===== RECORDS FOR THE TASK =====
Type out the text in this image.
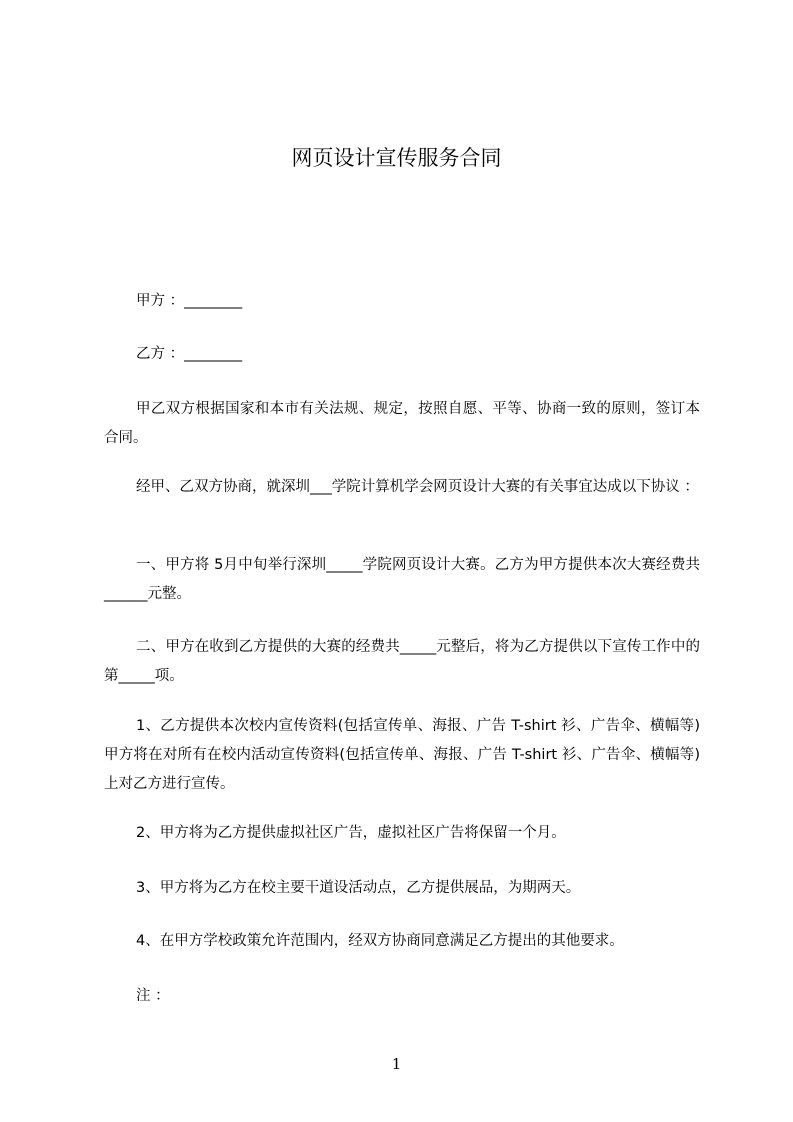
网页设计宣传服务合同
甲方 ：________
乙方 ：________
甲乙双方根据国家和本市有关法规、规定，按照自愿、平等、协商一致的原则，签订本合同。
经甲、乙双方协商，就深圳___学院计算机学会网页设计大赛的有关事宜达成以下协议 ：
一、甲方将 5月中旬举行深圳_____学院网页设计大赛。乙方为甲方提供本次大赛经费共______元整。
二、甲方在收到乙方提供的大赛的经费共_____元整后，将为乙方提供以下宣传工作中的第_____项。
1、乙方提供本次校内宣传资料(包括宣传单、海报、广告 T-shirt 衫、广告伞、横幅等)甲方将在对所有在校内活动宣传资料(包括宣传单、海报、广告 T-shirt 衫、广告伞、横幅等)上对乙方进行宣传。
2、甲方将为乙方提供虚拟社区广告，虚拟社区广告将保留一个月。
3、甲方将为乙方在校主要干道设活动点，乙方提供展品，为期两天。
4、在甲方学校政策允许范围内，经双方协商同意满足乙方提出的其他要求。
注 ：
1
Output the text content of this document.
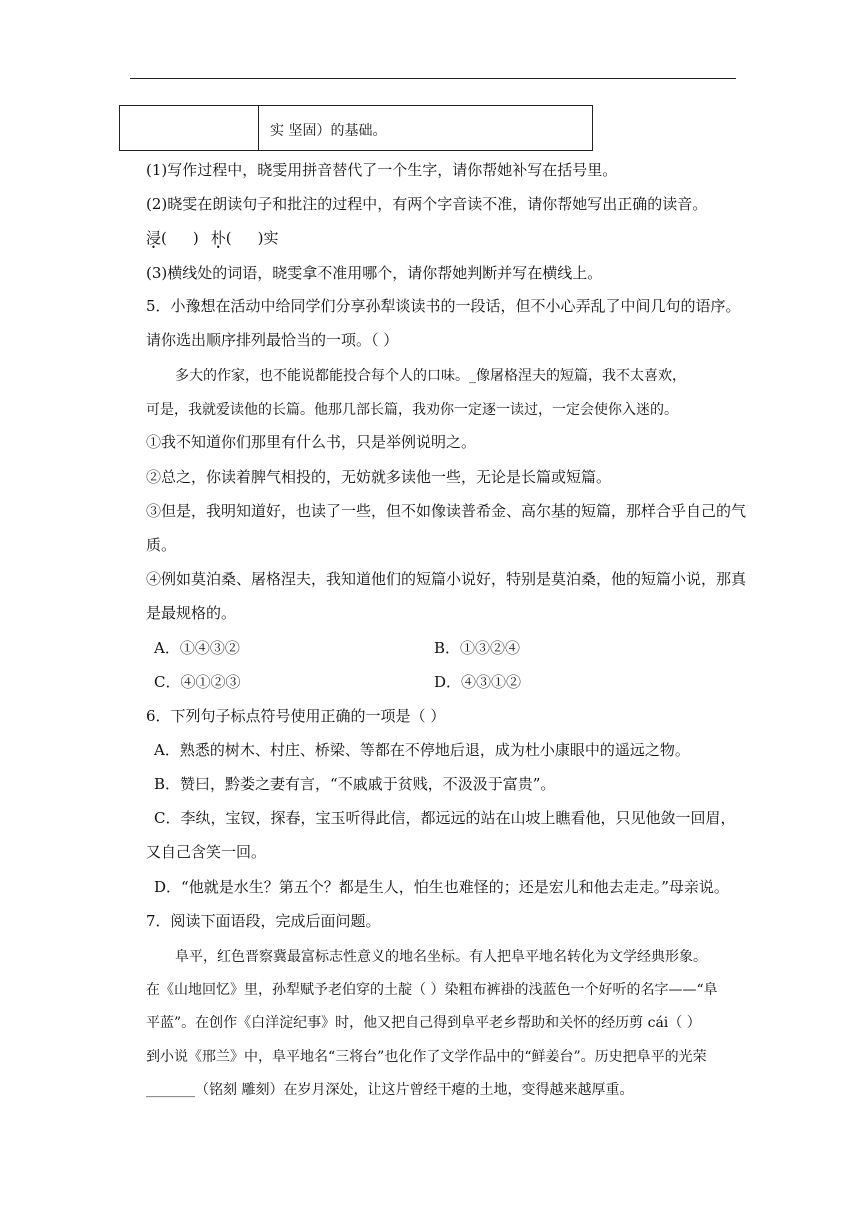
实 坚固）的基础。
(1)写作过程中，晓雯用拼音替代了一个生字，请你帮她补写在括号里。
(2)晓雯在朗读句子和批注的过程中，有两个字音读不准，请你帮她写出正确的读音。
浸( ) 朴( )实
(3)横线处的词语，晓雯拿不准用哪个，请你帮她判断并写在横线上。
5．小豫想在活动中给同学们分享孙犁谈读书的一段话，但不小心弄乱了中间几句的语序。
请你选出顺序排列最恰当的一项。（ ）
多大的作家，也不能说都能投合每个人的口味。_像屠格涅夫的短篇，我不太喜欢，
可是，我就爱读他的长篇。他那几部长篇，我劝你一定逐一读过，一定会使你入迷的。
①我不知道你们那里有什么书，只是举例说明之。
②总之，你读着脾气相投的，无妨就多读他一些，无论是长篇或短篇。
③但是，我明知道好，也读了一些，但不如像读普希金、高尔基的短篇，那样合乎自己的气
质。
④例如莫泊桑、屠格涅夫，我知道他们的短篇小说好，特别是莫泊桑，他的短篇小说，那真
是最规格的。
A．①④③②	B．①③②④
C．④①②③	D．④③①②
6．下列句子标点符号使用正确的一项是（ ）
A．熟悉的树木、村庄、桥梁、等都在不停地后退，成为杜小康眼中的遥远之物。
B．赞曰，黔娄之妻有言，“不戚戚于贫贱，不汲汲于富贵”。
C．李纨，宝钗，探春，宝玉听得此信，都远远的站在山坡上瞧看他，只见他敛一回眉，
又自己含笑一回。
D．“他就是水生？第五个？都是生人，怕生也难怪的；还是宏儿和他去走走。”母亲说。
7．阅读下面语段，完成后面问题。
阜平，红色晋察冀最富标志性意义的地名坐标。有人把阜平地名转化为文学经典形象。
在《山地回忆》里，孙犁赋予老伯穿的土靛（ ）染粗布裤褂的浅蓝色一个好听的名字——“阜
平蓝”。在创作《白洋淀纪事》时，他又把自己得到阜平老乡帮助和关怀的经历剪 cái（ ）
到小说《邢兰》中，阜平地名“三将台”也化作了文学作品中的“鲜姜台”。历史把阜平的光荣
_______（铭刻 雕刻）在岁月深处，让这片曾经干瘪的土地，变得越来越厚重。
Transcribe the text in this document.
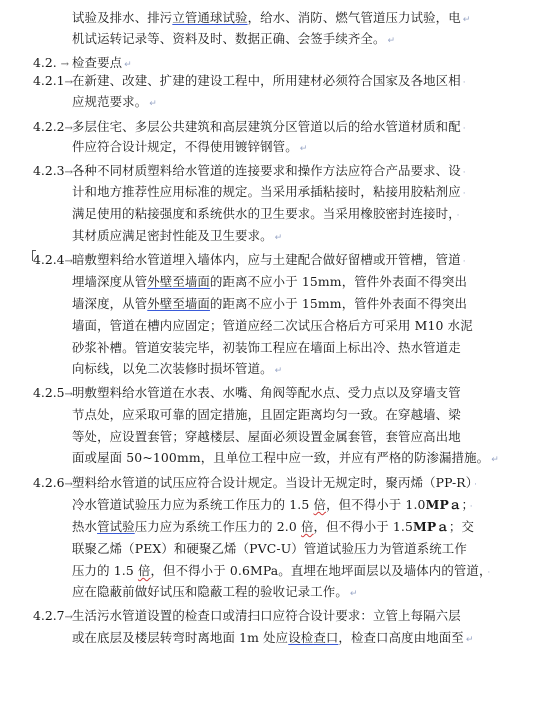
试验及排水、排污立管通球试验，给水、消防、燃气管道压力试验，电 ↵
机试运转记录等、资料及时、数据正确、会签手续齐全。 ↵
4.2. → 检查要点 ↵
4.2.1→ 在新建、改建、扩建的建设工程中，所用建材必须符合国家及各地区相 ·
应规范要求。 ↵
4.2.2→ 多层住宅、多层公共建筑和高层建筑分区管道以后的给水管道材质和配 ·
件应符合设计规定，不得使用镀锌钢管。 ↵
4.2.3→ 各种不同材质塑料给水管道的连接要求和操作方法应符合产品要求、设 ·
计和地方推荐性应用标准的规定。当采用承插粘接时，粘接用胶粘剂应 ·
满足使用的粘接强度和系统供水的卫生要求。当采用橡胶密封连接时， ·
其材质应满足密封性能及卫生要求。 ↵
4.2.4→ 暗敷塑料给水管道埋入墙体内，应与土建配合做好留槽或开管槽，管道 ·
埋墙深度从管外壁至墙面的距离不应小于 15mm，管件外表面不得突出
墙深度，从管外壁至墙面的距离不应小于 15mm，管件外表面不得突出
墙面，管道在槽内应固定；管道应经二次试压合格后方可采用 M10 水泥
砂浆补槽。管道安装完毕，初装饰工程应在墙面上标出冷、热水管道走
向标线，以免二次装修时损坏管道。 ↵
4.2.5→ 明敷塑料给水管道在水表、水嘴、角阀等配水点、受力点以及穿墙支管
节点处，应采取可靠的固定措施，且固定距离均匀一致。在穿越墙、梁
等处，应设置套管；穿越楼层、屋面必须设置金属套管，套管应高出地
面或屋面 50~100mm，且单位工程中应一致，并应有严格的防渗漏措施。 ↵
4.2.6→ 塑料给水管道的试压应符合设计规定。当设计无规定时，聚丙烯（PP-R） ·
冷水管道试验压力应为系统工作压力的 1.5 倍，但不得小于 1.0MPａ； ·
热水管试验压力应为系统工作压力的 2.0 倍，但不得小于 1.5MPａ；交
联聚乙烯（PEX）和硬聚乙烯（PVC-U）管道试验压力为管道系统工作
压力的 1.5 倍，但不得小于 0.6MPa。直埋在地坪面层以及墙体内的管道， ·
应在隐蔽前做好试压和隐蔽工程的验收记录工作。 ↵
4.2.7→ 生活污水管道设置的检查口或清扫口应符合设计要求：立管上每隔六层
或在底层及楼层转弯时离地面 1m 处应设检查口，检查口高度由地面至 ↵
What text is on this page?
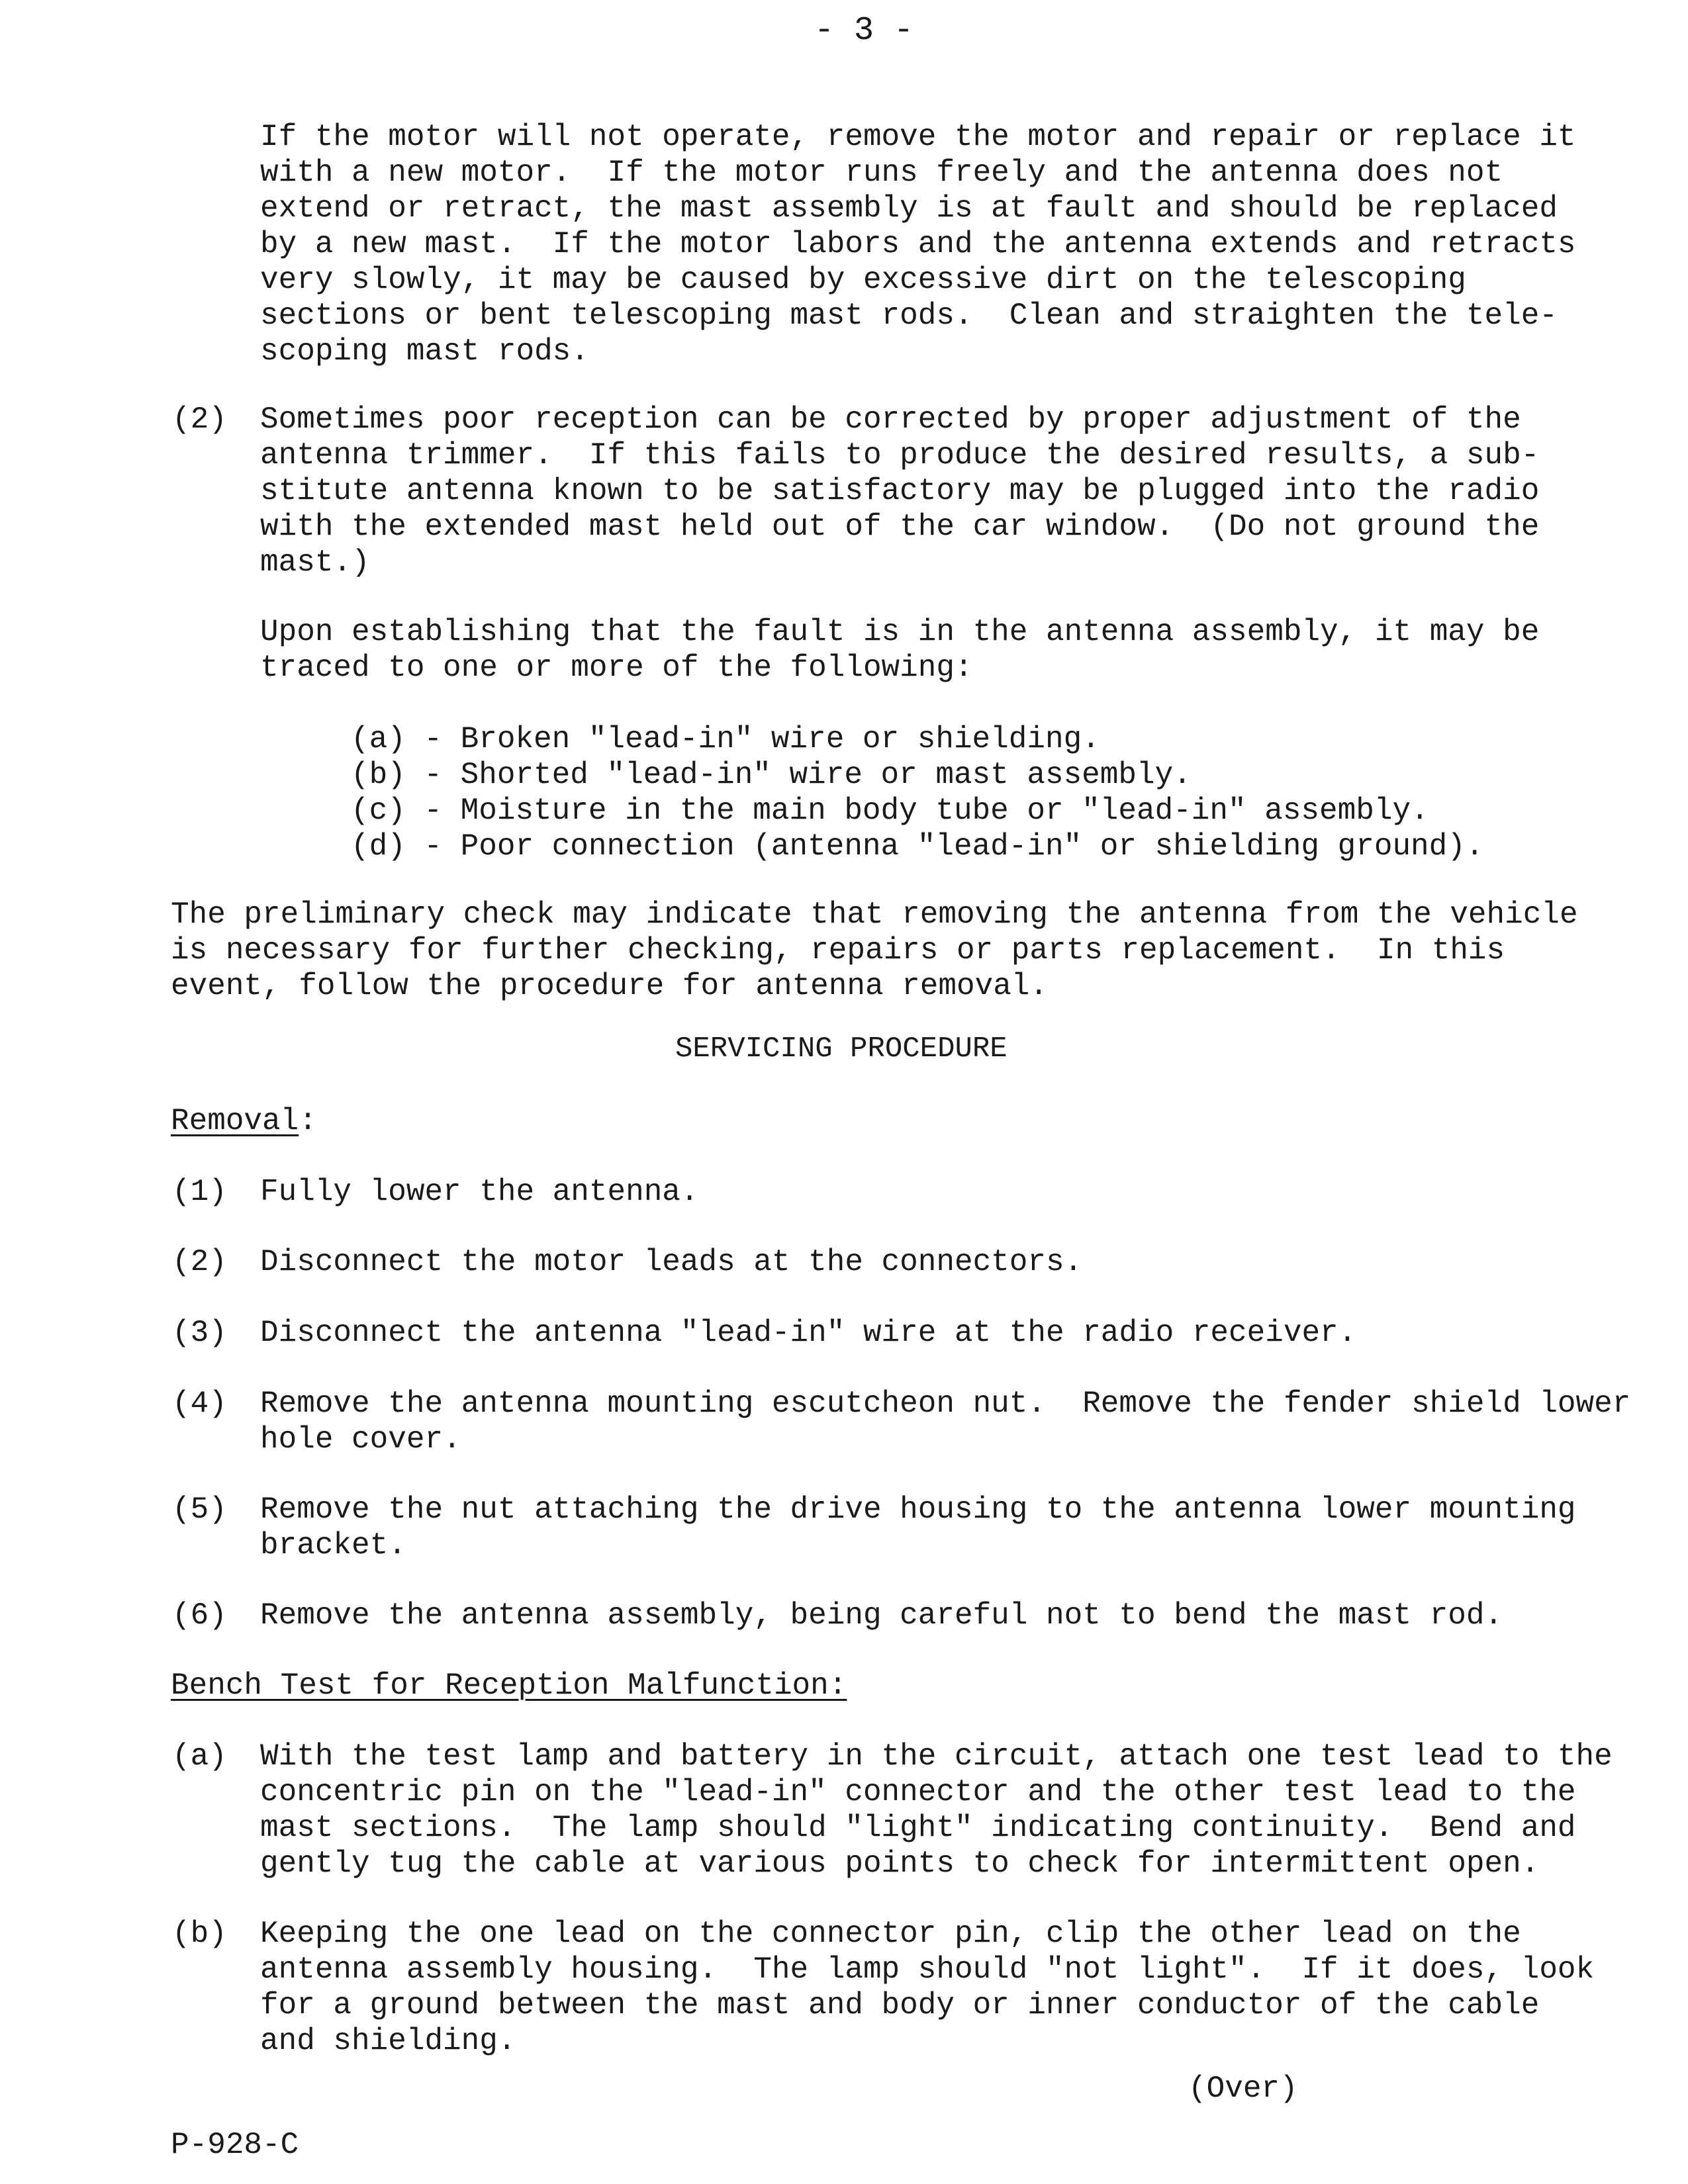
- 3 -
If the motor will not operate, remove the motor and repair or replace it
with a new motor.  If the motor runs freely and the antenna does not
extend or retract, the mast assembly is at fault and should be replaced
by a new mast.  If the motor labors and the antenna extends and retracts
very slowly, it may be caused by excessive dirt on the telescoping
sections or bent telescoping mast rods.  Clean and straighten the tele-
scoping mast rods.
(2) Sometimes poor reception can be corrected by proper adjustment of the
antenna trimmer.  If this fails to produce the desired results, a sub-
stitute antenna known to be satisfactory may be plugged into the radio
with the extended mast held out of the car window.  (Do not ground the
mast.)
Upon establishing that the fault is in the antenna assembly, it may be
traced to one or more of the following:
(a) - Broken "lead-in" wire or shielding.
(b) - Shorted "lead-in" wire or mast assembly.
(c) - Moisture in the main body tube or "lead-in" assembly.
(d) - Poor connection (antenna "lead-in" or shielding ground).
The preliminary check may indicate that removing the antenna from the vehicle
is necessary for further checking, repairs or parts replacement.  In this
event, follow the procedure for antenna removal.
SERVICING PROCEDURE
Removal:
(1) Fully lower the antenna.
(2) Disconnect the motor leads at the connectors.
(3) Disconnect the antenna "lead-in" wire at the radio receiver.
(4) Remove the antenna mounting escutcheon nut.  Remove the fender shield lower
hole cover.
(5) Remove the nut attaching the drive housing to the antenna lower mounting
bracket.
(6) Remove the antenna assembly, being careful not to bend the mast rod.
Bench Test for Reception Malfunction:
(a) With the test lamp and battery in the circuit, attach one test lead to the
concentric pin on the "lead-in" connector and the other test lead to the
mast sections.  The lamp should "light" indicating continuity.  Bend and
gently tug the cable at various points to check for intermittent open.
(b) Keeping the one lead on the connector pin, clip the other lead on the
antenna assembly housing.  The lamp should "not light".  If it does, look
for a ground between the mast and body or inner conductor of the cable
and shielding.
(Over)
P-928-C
=====
** TASK INSTRUCTIONS **
In the entries above, find every line holding the word "does" and copy it out.

** CORRECT RESPONSE **
with a new motor.  If the motor runs freely and the antenna does not
antenna assembly housing.  The lamp should "not light".  If it does, look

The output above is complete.